_Task description_. Search the material for the string "菜单的图标" and copy each line where it occurs.

_Items from a figure collection_.
[Begin]
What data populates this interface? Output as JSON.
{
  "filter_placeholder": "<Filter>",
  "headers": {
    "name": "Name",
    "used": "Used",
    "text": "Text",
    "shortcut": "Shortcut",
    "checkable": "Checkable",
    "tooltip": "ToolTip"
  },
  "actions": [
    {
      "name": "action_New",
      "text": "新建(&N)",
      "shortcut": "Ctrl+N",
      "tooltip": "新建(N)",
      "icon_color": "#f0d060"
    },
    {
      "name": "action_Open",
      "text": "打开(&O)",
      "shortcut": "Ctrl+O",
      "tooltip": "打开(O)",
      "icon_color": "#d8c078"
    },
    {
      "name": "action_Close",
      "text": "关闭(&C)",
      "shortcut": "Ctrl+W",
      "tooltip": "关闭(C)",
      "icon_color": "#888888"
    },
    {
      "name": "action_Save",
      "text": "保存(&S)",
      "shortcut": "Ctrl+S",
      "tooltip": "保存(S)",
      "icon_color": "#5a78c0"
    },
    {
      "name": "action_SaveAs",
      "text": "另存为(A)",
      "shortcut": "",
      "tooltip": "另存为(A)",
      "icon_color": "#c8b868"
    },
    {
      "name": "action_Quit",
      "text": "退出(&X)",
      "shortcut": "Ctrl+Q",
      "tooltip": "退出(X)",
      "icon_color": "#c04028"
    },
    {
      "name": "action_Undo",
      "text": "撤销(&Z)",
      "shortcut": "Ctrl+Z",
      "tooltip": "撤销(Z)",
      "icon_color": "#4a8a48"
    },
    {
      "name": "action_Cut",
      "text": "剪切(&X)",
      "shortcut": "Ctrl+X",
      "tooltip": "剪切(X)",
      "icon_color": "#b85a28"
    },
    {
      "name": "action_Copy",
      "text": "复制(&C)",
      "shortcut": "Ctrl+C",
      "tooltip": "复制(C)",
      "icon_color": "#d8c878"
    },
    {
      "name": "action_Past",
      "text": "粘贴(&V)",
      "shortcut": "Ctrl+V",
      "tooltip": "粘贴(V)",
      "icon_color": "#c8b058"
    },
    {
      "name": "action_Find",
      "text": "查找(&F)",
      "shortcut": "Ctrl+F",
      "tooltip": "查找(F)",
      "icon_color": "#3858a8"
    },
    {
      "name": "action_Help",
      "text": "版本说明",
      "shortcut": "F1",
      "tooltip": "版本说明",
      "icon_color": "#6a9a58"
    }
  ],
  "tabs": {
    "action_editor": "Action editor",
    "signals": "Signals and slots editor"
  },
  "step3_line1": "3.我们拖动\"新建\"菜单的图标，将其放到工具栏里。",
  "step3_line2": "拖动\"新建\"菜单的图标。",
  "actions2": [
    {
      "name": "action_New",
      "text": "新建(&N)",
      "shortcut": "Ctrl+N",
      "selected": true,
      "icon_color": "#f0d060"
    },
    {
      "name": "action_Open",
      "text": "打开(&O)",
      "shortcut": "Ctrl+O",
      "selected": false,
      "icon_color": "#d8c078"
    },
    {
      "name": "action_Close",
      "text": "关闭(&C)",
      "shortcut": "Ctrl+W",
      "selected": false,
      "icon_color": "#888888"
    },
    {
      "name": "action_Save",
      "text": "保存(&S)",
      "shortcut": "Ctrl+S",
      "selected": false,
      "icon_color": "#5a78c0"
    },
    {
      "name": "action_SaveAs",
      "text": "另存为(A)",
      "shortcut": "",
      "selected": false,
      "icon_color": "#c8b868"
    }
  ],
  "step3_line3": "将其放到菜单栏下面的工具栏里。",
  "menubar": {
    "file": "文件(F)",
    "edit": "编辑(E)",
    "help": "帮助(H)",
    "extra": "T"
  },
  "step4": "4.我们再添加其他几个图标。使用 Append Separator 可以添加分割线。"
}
[End]
_Right answer_.
  "step3_line1": "3.我们拖动\"新建\"菜单的图标，将其放到工具栏里。",
  "step3_line2": "拖动\"新建\"菜单的图标。",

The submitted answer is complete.